Show all lines that include the string "Default"; copy each one.

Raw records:
— BEGIN —

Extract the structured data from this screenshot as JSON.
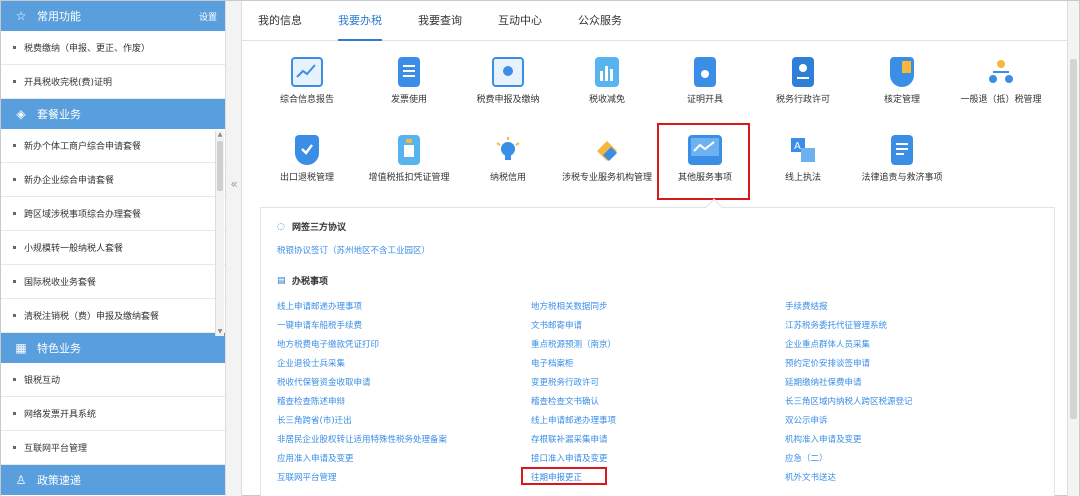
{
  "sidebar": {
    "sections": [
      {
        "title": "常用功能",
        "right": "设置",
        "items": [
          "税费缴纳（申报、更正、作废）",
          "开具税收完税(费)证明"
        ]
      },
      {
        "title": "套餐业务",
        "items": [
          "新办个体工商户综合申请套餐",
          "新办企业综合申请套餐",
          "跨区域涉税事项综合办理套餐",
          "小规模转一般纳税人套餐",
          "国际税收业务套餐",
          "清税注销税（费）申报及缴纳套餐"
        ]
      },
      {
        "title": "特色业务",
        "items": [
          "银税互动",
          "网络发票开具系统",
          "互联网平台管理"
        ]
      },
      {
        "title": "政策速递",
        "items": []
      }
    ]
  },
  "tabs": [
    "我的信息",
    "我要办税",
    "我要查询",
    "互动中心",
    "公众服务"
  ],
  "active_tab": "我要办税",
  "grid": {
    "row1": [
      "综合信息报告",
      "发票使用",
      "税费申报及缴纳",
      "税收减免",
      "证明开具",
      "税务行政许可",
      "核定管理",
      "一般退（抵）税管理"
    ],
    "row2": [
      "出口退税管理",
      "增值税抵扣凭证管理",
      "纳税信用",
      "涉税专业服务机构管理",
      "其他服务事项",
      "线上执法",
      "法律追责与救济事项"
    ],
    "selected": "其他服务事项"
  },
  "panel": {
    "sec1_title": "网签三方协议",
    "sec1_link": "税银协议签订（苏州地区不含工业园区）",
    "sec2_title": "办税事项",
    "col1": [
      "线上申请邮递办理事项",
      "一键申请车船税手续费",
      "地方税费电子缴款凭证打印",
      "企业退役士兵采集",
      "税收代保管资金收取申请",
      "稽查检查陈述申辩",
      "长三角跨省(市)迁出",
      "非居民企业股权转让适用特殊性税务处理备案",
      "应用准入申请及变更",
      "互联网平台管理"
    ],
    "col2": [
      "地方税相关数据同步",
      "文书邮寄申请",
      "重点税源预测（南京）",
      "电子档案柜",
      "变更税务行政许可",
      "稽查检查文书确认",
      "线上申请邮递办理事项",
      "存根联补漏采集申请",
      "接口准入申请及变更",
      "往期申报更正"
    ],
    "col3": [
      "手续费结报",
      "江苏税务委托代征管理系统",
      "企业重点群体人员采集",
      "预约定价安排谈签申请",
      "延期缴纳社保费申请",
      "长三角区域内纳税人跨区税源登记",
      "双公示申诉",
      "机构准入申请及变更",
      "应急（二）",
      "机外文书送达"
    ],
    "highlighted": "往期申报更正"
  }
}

— END —
— BEGIN —

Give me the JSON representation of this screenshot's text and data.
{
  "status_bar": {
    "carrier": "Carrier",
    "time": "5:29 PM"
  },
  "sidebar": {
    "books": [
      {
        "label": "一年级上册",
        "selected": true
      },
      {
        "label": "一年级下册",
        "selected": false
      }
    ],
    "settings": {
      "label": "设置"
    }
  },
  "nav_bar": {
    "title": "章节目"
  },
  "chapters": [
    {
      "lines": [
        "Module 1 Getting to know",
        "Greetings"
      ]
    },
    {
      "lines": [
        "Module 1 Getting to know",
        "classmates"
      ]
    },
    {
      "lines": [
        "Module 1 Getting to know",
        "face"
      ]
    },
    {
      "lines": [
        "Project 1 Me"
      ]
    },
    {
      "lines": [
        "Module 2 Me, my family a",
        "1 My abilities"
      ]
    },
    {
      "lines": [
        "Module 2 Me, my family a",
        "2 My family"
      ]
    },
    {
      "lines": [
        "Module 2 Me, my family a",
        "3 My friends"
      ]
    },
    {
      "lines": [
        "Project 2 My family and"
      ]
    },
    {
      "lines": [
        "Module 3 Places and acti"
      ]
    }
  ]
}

— END —
— BEGIN —

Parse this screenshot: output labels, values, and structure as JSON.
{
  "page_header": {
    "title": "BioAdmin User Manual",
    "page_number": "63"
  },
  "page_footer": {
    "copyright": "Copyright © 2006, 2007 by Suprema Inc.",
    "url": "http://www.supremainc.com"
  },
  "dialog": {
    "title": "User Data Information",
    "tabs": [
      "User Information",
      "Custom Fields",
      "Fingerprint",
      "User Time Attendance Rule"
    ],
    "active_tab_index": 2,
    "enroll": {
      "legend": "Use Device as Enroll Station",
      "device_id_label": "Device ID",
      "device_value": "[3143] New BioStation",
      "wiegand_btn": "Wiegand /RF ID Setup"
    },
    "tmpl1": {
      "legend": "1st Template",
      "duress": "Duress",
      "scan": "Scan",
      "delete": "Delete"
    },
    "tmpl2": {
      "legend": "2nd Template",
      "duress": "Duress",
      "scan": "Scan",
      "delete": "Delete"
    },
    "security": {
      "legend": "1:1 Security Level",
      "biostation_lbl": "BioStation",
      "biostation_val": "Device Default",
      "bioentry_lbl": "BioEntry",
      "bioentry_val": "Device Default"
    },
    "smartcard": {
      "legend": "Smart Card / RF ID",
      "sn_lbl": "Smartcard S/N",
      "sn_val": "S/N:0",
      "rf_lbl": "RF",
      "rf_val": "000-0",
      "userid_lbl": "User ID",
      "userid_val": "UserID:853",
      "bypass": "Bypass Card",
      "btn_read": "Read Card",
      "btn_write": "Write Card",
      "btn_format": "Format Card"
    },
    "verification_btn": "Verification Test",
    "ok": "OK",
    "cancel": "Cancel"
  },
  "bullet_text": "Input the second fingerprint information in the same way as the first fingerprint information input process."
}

— END —

ANSWER BELOW:
      "biostation_val": "Device Default",
      "bioentry_val": "Device Default"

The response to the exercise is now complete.